Task instructions:
Set the listing down again exactly, please, apart from its pictures.

Material shown:
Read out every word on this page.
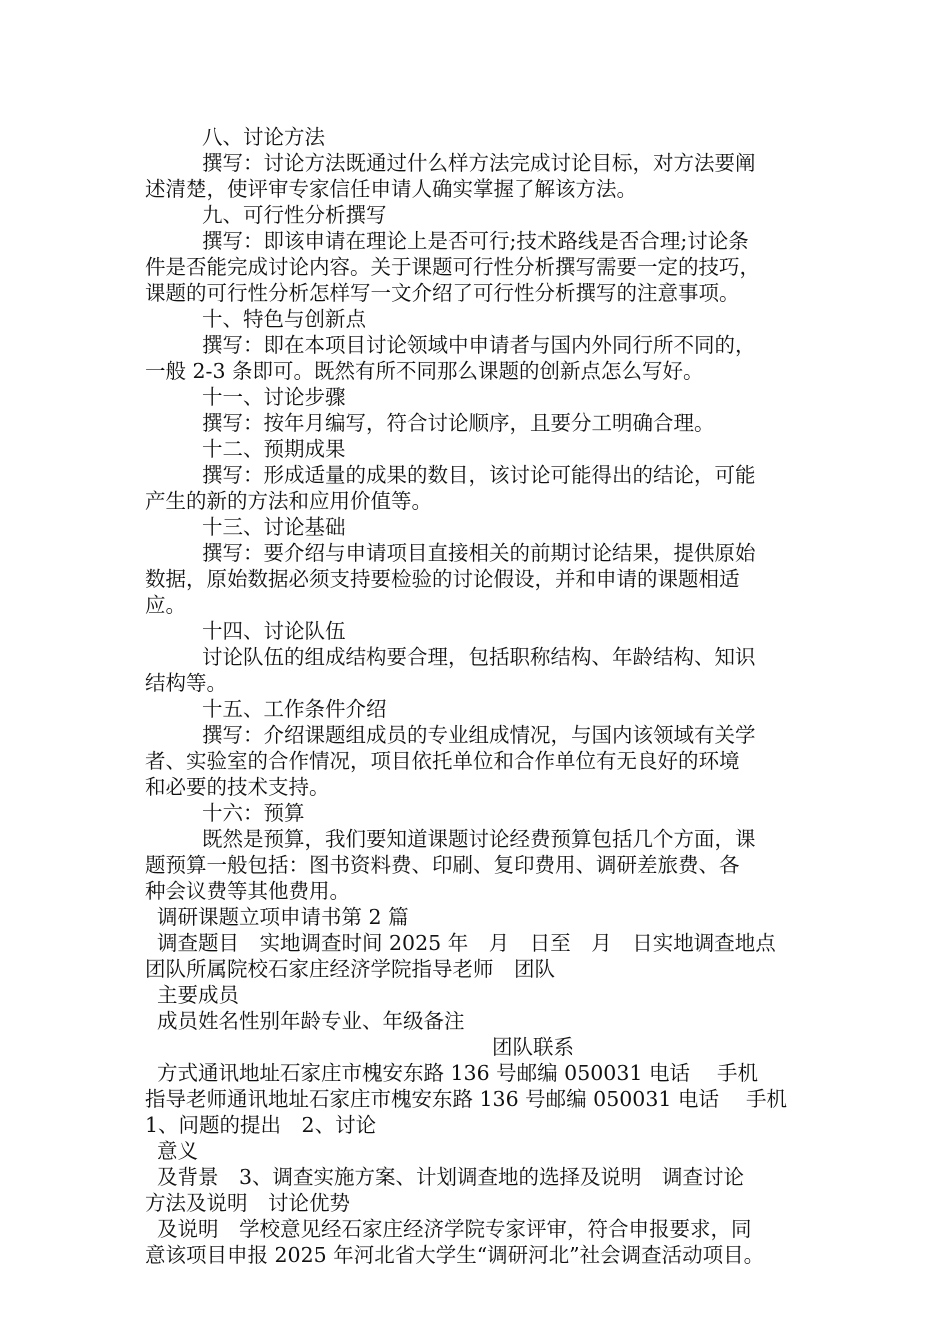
八、讨论方法
撰写：讨论方法既通过什么样方法完成讨论目标，对方法要阐
述清楚，使评审专家信任申请人确实掌握了解该方法。
九、可行性分析撰写
撰写：即该申请在理论上是否可行;技术路线是否合理;讨论条
件是否能完成讨论内容。关于课题可行性分析撰写需要一定的技巧，
课题的可行性分析怎样写一文介绍了可行性分析撰写的注意事项。
十、特色与创新点
撰写：即在本项目讨论领域中申请者与国内外同行所不同的，
一般 2-3 条即可。既然有所不同那么课题的创新点怎么写好。
十一、讨论步骤
撰写：按年月编写，符合讨论顺序，且要分工明确合理。
十二、预期成果
撰写：形成适量的成果的数目，该讨论可能得出的结论，可能
产生的新的方法和应用价值等。
十三、讨论基础
撰写：要介绍与申请项目直接相关的前期讨论结果，提供原始
数据，原始数据必须支持要检验的讨论假设，并和申请的课题相适
应。
十四、讨论队伍
讨论队伍的组成结构要合理，包括职称结构、年龄结构、知识
结构等。
十五、工作条件介绍
撰写：介绍课题组成员的专业组成情况，与国内该领域有关学
者、实验室的合作情况，项目依托单位和合作单位有无良好的环境
和必要的技术支持。
十六：预算
既然是预算，我们要知道课题讨论经费预算包括几个方面，课
题预算一般包括：图书资料费、印刷、复印费用、调研差旅费、各
种会议费等其他费用。
调研课题立项申请书第 2 篇
调查题目　实地调查时间 2025 年　月　日至　月　日实地调查地点
团队所属院校石家庄经济学院指导老师　团队
主要成员
成员姓名性别年龄专业、年级备注
团队联系
方式通讯地址石家庄市槐安东路 136 号邮编 050031 电话　 手机
指导老师通讯地址石家庄市槐安东路 136 号邮编 050031 电话　 手机
1、问题的提出　2、讨论
意义
及背景　3、调查实施方案、计划调查地的选择及说明　调查讨论
方法及说明　讨论优势
及说明　学校意见经石家庄经济学院专家评审，符合申报要求，同
意该项目申报 2025 年河北省大学生“调研河北”社会调查活动项目。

Result:
Read out every word on this page.
八、讨论方法
撰写：讨论方法既通过什么样方法完成讨论目标，对方法要阐
述清楚，使评审专家信任申请人确实掌握了解该方法。
九、可行性分析撰写
撰写：即该申请在理论上是否可行;技术路线是否合理;讨论条
件是否能完成讨论内容。关于课题可行性分析撰写需要一定的技巧，
课题的可行性分析怎样写一文介绍了可行性分析撰写的注意事项。
十、特色与创新点
撰写：即在本项目讨论领域中申请者与国内外同行所不同的，
一般 2-3 条即可。既然有所不同那么课题的创新点怎么写好。
十一、讨论步骤
撰写：按年月编写，符合讨论顺序，且要分工明确合理。
十二、预期成果
撰写：形成适量的成果的数目，该讨论可能得出的结论，可能
产生的新的方法和应用价值等。
十三、讨论基础
撰写：要介绍与申请项目直接相关的前期讨论结果，提供原始
数据，原始数据必须支持要检验的讨论假设，并和申请的课题相适
应。
十四、讨论队伍
讨论队伍的组成结构要合理，包括职称结构、年龄结构、知识
结构等。
十五、工作条件介绍
撰写：介绍课题组成员的专业组成情况，与国内该领域有关学
者、实验室的合作情况，项目依托单位和合作单位有无良好的环境
和必要的技术支持。
十六：预算
既然是预算，我们要知道课题讨论经费预算包括几个方面，课
题预算一般包括：图书资料费、印刷、复印费用、调研差旅费、各
种会议费等其他费用。
调研课题立项申请书第 2 篇
调查题目　实地调查时间 2025 年　月　日至　月　日实地调查地点
团队所属院校石家庄经济学院指导老师　团队
主要成员
成员姓名性别年龄专业、年级备注
团队联系
方式通讯地址石家庄市槐安东路 136 号邮编 050031 电话　 手机
指导老师通讯地址石家庄市槐安东路 136 号邮编 050031 电话　 手机
1、问题的提出　2、讨论
意义
及背景　3、调查实施方案、计划调查地的选择及说明　调查讨论
方法及说明　讨论优势
及说明　学校意见经石家庄经济学院专家评审，符合申报要求，同
意该项目申报 2025 年河北省大学生“调研河北”社会调查活动项目。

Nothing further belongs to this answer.